**Written problem**
Are you able to quote each entry exactly as written?

**Data provided**
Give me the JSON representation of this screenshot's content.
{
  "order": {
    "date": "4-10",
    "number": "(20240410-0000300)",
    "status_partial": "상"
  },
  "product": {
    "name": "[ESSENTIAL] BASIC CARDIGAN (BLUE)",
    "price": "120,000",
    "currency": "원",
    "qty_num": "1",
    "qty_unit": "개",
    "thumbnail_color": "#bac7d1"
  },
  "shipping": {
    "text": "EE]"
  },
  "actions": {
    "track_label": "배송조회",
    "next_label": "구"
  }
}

**Solution below**
Give me the JSON representation of this screenshot's content.
{
  "order": {
    "date": "4-10",
    "number": "(20240410-0000300)",
    "status_partial": "상"
  },
  "product": {
    "name": "[ESSENTIAL] BASIC CARDIGAN (BLUE)",
    "price": "120,000",
    "currency": "원",
    "qty_num": "1",
    "qty_unit": "개",
    "thumbnail_color": "#bac7d1"
  },
  "shipping": {
    "text": "EE]"
  },
  "actions": {
    "track_label": "배송조회",
    "next_label": "구"
  }
}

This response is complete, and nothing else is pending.